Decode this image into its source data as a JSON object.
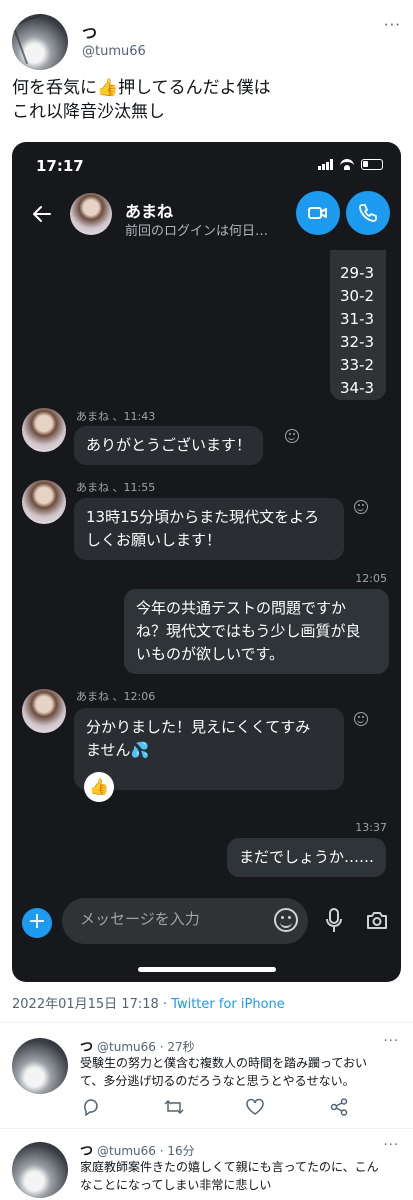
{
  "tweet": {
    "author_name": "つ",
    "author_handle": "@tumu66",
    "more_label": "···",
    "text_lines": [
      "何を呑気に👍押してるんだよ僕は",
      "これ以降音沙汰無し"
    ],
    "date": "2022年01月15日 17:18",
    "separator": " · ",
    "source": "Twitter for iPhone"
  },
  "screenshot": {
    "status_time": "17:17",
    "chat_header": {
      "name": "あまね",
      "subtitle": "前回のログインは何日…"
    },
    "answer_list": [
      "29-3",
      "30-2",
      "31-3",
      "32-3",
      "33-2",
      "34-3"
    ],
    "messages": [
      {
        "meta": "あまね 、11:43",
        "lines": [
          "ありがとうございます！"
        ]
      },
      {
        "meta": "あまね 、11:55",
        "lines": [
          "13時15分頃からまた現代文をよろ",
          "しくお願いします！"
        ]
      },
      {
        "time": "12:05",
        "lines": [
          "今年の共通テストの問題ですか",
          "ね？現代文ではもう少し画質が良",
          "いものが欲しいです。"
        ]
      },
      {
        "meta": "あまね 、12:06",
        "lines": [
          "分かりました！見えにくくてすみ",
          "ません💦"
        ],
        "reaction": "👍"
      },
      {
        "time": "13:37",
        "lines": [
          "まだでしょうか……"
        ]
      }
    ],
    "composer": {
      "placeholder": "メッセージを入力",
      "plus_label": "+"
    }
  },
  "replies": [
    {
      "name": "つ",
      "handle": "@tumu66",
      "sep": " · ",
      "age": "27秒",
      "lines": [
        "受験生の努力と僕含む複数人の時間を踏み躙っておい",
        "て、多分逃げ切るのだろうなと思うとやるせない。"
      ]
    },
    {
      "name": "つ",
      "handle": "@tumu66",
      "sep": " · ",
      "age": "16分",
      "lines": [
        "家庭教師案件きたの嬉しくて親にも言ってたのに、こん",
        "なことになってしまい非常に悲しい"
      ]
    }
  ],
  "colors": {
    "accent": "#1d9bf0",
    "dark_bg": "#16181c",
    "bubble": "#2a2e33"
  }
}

→ **Brief**: Copy the material above exactly and drop the pictures.

→ **Full response**:
Decode this image into its source data as a JSON object.
{
  "tweet": {
    "author_name": "つ",
    "author_handle": "@tumu66",
    "more_label": "···",
    "text_lines": [
      "何を呑気に👍押してるんだよ僕は",
      "これ以降音沙汰無し"
    ],
    "date": "2022年01月15日 17:18",
    "separator": " · ",
    "source": "Twitter for iPhone"
  },
  "screenshot": {
    "status_time": "17:17",
    "chat_header": {
      "name": "あまね",
      "subtitle": "前回のログインは何日…"
    },
    "answer_list": [
      "29-3",
      "30-2",
      "31-3",
      "32-3",
      "33-2",
      "34-3"
    ],
    "messages": [
      {
        "meta": "あまね 、11:43",
        "lines": [
          "ありがとうございます！"
        ]
      },
      {
        "meta": "あまね 、11:55",
        "lines": [
          "13時15分頃からまた現代文をよろ",
          "しくお願いします！"
        ]
      },
      {
        "time": "12:05",
        "lines": [
          "今年の共通テストの問題ですか",
          "ね？現代文ではもう少し画質が良",
          "いものが欲しいです。"
        ]
      },
      {
        "meta": "あまね 、12:06",
        "lines": [
          "分かりました！見えにくくてすみ",
          "ません💦"
        ],
        "reaction": "👍"
      },
      {
        "time": "13:37",
        "lines": [
          "まだでしょうか……"
        ]
      }
    ],
    "composer": {
      "placeholder": "メッセージを入力",
      "plus_label": "+"
    }
  },
  "replies": [
    {
      "name": "つ",
      "handle": "@tumu66",
      "sep": " · ",
      "age": "27秒",
      "lines": [
        "受験生の努力と僕含む複数人の時間を踏み躙っておい",
        "て、多分逃げ切るのだろうなと思うとやるせない。"
      ]
    },
    {
      "name": "つ",
      "handle": "@tumu66",
      "sep": " · ",
      "age": "16分",
      "lines": [
        "家庭教師案件きたの嬉しくて親にも言ってたのに、こん",
        "なことになってしまい非常に悲しい"
      ]
    }
  ],
  "colors": {
    "accent": "#1d9bf0",
    "dark_bg": "#16181c",
    "bubble": "#2a2e33"
  }
}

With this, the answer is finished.